_EXERCISE DIRECTIONS_
Print, exactly and completely, every entry in the data.

···

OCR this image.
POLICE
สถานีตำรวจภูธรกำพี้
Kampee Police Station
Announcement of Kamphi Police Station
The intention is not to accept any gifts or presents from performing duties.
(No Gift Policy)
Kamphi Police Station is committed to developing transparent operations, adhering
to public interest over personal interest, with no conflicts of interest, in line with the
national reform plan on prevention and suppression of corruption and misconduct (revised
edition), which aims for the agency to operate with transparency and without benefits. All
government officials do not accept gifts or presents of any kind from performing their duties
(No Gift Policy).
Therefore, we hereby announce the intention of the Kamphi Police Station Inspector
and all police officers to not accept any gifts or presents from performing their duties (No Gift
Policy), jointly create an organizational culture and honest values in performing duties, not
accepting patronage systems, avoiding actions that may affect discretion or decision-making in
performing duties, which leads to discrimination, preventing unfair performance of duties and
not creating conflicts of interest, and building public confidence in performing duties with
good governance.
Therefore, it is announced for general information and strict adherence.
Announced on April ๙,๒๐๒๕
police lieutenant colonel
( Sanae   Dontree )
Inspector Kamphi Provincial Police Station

···

_RESPONSE BELOW_
OCR this image.
POLICE
สถานีตำรวจภูธรกำพี้
Kampee Police Station
Announcement of Kamphi Police Station
The intention is not to accept any gifts or presents from performing duties.
(No Gift Policy)
Kamphi Police Station is committed to developing transparent operations, adhering
to public interest over personal interest, with no conflicts of interest, in line with the
national reform plan on prevention and suppression of corruption and misconduct (revised
edition), which aims for the agency to operate with transparency and without benefits. All
government officials do not accept gifts or presents of any kind from performing their duties
(No Gift Policy).
Therefore, we hereby announce the intention of the Kamphi Police Station Inspector
and all police officers to not accept any gifts or presents from performing their duties (No Gift
Policy), jointly create an organizational culture and honest values in performing duties, not
accepting patronage systems, avoiding actions that may affect discretion or decision-making in
performing duties, which leads to discrimination, preventing unfair performance of duties and
not creating conflicts of interest, and building public confidence in performing duties with
good governance.
Therefore, it is announced for general information and strict adherence.
Announced on April ๙,๒๐๒๕
police lieutenant colonel
( Sanae   Dontree )
Inspector Kamphi Provincial Police Station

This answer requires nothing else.